# AVAILABLE RECORDS:

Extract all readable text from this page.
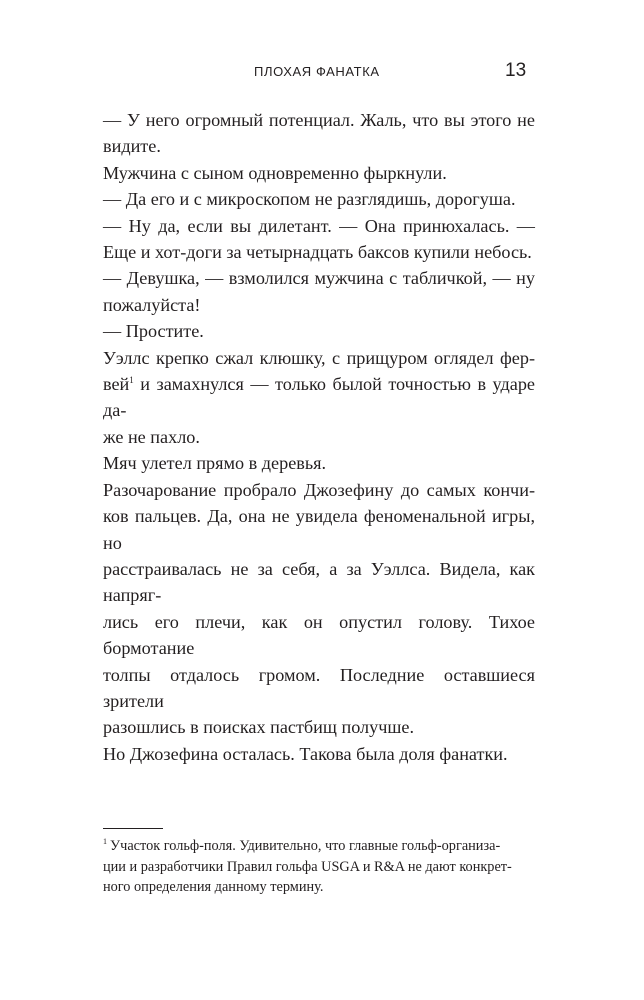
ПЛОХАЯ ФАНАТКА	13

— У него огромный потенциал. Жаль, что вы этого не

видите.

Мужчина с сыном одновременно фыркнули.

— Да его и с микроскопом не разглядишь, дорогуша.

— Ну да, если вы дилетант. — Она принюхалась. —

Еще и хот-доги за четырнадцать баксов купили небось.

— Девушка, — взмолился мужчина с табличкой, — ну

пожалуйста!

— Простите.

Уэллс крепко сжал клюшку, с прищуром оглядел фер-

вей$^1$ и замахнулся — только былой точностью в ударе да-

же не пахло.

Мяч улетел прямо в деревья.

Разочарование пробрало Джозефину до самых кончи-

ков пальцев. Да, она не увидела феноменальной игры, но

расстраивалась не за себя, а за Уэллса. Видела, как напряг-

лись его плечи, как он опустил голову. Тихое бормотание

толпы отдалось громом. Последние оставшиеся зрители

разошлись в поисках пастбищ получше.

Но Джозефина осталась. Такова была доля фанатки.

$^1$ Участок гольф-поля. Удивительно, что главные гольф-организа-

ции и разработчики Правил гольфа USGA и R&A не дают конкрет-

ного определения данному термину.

# REQUIREMENT:
Set the entries down again exactly. Do not include the images.

# EXPECTED OUTPUT:
Extract all readable text from this page.
ПЛОХАЯ ФАНАТКА	13

— У него огромный потенциал. Жаль, что вы этого не

видите.

Мужчина с сыном одновременно фыркнули.

— Да его и с микроскопом не разглядишь, дорогуша.

— Ну да, если вы дилетант. — Она принюхалась. —

Еще и хот-доги за четырнадцать баксов купили небось.

— Девушка, — взмолился мужчина с табличкой, — ну

пожалуйста!

— Простите.

Уэллс крепко сжал клюшку, с прищуром оглядел фер-

вей$^1$ и замахнулся — только былой точностью в ударе да-

же не пахло.

Мяч улетел прямо в деревья.

Разочарование пробрало Джозефину до самых кончи-

ков пальцев. Да, она не увидела феноменальной игры, но

расстраивалась не за себя, а за Уэллса. Видела, как напряг-

лись его плечи, как он опустил голову. Тихое бормотание

толпы отдалось громом. Последние оставшиеся зрители

разошлись в поисках пастбищ получше.

Но Джозефина осталась. Такова была доля фанатки.

$^1$ Участок гольф-поля. Удивительно, что главные гольф-организа-

ции и разработчики Правил гольфа USGA и R&A не дают конкрет-

ного определения данному термину.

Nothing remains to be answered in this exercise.